**Stated problem**
In the material below, find all lines with the string "яков" and copy them.

**Record excerpts**
-- START --
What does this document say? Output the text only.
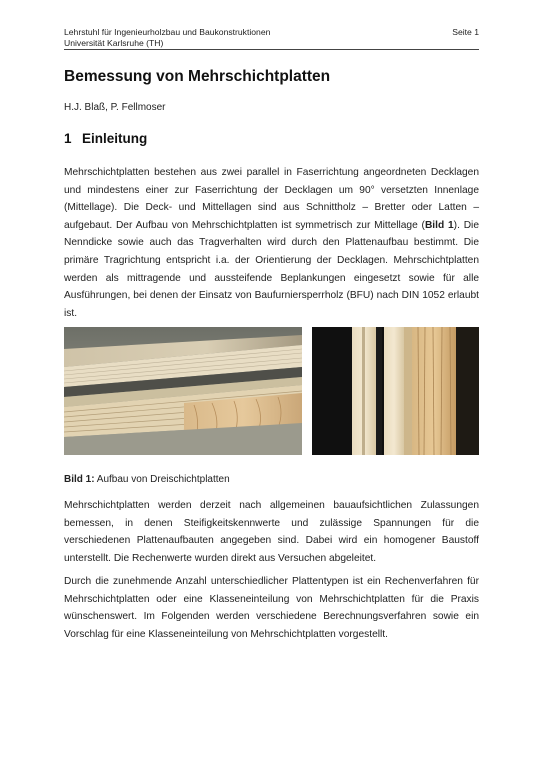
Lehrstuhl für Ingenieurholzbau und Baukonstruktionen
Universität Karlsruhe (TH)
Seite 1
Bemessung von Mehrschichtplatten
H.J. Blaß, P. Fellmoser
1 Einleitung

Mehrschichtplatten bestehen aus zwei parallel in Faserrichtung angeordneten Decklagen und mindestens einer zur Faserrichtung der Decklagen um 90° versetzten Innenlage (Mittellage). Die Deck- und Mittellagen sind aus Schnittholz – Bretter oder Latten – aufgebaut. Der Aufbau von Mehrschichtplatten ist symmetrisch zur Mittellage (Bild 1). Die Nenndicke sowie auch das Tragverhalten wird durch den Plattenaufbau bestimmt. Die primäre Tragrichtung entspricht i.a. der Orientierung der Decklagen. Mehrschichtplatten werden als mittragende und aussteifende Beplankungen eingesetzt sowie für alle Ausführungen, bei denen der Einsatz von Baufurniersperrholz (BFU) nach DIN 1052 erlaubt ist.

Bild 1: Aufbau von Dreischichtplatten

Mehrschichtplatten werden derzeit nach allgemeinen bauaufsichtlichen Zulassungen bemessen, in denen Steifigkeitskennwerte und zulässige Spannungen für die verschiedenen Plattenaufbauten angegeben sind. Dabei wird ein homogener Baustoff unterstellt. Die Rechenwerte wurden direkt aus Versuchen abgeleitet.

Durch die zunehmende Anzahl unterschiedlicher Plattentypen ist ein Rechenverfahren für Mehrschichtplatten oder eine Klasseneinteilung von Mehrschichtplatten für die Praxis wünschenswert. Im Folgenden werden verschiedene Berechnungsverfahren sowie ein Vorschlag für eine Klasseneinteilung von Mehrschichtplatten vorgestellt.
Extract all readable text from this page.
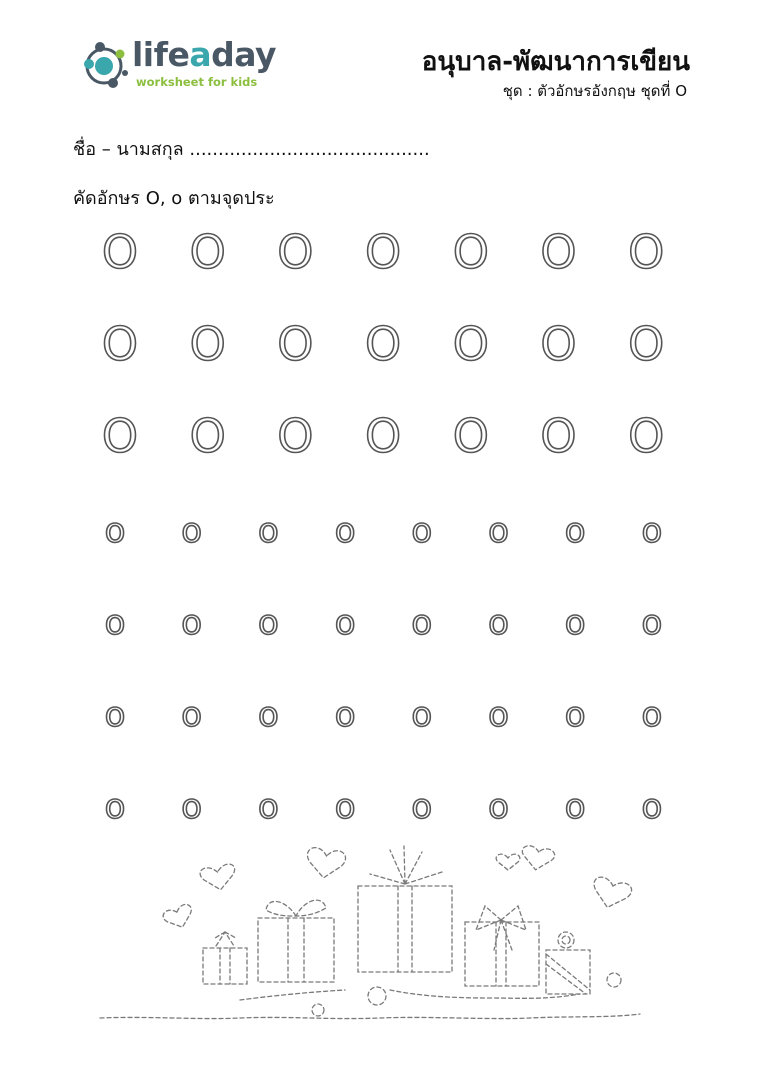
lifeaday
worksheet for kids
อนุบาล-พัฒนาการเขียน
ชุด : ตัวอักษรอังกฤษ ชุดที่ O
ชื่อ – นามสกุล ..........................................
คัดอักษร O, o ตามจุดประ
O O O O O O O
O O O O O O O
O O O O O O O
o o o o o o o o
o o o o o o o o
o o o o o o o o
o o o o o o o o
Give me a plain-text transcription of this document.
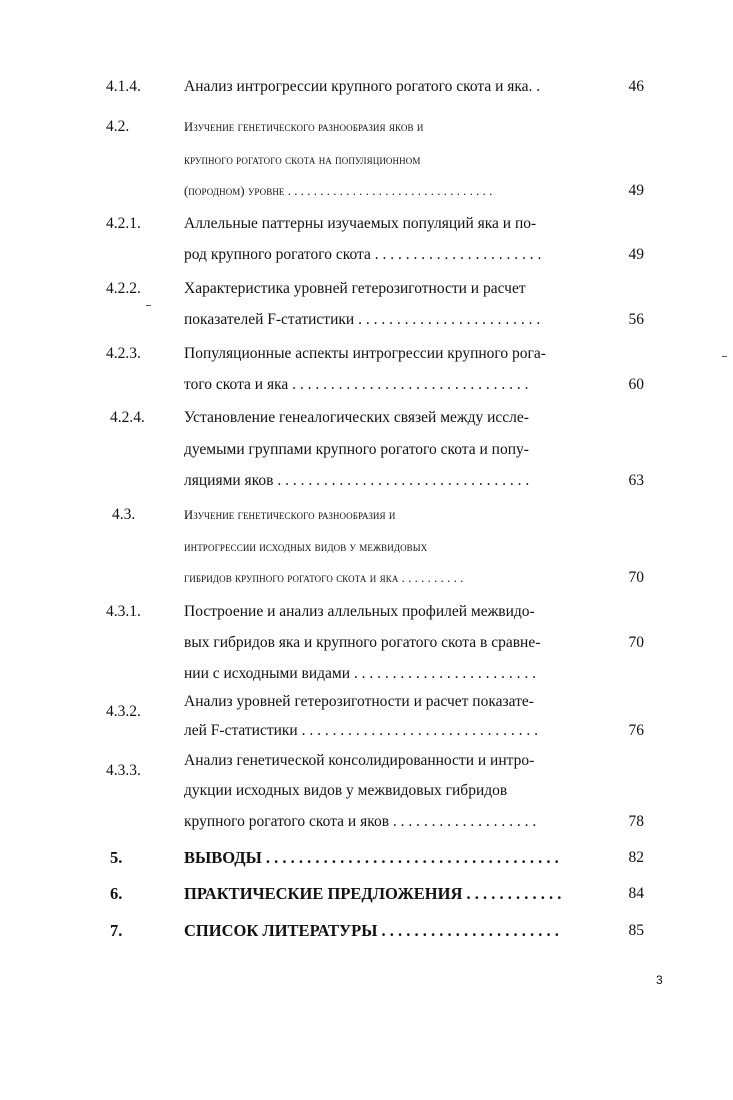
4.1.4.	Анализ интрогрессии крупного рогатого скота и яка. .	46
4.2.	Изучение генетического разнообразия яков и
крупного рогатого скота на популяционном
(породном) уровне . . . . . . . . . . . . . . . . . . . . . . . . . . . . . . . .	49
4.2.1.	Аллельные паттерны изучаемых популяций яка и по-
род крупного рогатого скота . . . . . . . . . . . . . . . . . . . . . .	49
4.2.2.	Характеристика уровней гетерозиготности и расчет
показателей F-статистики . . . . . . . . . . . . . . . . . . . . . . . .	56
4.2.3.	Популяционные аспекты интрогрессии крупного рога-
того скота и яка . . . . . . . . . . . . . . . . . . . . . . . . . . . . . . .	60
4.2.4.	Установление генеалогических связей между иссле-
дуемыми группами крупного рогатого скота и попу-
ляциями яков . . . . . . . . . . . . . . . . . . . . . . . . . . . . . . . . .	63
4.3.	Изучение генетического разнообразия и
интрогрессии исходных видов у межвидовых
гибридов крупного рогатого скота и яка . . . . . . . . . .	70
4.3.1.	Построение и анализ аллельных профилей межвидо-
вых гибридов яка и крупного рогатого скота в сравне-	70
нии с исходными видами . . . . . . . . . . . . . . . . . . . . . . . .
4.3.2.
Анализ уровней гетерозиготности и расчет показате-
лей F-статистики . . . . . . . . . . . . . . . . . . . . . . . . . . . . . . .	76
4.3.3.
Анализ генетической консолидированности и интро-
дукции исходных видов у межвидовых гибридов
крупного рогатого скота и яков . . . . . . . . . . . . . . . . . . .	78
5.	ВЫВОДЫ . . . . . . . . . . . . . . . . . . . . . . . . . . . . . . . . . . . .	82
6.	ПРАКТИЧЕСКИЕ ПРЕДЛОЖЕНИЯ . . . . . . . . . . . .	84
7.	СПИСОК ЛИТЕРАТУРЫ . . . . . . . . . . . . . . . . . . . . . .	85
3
-- END --
**Solution to this exercise**
4.2.	Изучение генетического разнообразия яков и
ляциями яков . . . . . . . . . . . . . . . . . . . . . . . . . . . . . . . . .	63
крупного рогатого скота и яков . . . . . . . . . . . . . . . . . . .	78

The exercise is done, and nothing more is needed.